Request>
Copy the line with "OCR this image." and all lines following it through the last line of the entries, exactly as written.

Input for this task>
===============

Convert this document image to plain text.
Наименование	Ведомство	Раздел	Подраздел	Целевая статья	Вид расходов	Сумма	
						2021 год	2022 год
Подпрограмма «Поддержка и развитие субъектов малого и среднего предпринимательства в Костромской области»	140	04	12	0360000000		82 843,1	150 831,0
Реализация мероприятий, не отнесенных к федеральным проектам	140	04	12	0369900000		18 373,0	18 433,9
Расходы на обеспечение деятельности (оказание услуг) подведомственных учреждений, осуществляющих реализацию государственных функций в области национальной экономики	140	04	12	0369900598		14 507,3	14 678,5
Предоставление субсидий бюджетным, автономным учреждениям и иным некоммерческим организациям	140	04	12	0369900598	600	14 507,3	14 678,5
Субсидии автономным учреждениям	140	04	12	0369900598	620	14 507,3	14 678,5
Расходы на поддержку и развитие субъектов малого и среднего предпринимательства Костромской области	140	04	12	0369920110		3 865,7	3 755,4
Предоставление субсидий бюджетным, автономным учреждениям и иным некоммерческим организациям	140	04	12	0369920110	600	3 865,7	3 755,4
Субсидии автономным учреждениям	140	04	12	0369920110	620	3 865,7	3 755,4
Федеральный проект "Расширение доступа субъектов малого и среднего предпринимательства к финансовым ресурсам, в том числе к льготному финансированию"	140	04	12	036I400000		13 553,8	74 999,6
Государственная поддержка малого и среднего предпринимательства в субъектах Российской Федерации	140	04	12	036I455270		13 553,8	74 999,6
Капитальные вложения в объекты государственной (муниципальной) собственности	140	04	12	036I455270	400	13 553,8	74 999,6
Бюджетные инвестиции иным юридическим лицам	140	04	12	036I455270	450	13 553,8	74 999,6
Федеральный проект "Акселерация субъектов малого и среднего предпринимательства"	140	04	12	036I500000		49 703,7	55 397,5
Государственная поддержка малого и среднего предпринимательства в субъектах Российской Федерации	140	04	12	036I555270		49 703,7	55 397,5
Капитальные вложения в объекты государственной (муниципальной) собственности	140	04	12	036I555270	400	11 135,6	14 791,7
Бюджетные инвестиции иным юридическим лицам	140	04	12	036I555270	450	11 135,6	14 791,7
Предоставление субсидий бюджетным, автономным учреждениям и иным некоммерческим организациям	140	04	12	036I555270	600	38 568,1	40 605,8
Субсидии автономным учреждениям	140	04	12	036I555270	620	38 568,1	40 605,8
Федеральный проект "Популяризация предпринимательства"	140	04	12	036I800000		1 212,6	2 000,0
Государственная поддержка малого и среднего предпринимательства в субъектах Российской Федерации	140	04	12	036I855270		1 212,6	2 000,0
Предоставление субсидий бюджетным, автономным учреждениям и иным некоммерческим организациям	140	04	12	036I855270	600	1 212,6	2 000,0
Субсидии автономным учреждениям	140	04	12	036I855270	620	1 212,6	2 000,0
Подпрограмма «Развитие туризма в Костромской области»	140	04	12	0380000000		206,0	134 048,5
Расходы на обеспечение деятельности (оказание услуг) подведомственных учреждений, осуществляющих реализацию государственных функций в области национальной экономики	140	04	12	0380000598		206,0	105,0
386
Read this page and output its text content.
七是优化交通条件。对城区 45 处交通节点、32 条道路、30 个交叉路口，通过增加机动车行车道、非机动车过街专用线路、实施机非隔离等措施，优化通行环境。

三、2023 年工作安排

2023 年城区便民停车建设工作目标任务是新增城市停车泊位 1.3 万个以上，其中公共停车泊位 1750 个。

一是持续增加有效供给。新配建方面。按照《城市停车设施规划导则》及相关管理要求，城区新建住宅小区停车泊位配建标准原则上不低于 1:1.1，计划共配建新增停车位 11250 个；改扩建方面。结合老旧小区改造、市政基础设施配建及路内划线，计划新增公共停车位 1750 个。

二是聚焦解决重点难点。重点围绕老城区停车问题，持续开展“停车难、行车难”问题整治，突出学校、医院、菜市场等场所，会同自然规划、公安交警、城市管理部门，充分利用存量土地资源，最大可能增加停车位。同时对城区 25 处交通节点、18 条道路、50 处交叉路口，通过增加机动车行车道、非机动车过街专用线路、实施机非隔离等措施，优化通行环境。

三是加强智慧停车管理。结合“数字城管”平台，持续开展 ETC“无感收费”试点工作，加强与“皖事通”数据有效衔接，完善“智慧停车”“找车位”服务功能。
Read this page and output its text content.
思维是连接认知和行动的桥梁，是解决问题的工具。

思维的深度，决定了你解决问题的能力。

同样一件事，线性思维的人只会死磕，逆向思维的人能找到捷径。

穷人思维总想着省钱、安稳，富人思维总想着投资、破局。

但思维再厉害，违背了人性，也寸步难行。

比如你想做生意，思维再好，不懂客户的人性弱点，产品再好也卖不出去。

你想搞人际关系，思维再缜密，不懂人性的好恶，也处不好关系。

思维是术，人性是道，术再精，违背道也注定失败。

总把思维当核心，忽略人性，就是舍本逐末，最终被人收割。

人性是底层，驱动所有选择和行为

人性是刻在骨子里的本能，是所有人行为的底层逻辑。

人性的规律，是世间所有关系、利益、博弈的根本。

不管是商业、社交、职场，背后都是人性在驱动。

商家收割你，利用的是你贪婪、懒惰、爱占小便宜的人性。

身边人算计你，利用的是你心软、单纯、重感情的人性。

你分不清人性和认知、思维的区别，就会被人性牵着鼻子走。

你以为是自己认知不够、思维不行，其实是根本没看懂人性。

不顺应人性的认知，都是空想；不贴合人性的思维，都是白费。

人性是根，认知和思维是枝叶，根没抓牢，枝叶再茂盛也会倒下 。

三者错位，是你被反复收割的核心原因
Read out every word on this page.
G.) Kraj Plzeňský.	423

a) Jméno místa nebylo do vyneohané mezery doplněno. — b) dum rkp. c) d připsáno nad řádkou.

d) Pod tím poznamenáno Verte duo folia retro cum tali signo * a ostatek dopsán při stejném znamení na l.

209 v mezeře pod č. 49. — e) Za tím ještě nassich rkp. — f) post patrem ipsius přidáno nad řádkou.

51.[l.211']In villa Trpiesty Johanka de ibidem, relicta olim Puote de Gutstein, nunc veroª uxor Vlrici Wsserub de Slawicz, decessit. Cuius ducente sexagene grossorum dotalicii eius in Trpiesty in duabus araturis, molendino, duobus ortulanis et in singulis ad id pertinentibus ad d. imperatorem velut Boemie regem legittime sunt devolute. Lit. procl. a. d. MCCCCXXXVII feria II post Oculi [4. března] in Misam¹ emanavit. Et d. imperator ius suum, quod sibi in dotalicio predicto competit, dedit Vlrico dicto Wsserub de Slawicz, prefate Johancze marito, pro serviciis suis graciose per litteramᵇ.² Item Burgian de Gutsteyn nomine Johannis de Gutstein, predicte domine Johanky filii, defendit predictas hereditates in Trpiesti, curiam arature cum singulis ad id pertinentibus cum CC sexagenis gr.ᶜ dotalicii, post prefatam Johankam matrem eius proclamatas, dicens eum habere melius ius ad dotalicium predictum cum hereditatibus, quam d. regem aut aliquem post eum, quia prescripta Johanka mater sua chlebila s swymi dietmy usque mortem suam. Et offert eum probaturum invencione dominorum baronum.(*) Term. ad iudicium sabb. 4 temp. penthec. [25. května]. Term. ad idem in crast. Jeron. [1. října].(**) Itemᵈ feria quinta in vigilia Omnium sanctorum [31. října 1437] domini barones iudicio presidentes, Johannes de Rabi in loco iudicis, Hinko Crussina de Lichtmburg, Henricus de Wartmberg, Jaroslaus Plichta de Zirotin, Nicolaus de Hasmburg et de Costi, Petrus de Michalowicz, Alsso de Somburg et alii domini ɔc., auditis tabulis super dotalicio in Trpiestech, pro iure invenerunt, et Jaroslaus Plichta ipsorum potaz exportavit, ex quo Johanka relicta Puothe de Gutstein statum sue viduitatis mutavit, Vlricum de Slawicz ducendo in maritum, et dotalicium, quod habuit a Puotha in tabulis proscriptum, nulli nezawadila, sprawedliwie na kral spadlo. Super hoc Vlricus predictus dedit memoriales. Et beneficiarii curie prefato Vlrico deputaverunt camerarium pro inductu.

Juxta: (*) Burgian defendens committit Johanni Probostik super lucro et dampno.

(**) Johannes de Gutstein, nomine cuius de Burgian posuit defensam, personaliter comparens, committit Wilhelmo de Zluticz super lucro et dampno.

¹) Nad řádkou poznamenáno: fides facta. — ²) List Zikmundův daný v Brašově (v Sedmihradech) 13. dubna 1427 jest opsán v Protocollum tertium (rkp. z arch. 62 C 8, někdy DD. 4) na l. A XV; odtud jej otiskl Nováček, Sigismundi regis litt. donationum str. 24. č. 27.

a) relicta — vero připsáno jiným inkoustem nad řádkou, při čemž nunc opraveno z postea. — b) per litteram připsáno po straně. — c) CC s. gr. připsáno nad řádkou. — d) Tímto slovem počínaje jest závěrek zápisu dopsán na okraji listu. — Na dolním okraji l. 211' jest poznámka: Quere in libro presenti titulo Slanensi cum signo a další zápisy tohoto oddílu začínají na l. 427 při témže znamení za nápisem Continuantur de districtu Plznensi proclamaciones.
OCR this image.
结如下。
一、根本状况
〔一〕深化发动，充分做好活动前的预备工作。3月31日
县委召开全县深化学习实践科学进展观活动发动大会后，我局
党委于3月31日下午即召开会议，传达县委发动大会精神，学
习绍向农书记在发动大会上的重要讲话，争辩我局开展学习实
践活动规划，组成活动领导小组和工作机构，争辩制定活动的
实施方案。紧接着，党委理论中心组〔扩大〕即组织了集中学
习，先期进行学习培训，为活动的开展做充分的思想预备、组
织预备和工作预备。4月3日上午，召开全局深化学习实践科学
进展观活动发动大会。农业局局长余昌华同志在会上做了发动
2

===============

Task response>
OCR this image.
结如下。
一、根本状况
〔一〕深化发动，充分做好活动前的预备工作。3月31日
县委召开全县深化学习实践科学进展观活动发动大会后，我局
党委于3月31日下午即召开会议，传达县委发动大会精神，学
习绍向农书记在发动大会上的重要讲话，争辩我局开展学习实
践活动规划，组成活动领导小组和工作机构，争辩制定活动的
实施方案。紧接着，党委理论中心组〔扩大〕即组织了集中学
习，先期进行学习培训，为活动的开展做充分的思想预备、组
织预备和工作预备。4月3日上午，召开全局深化学习实践科学
进展观活动发动大会。农业局局长余昌华同志在会上做了发动
2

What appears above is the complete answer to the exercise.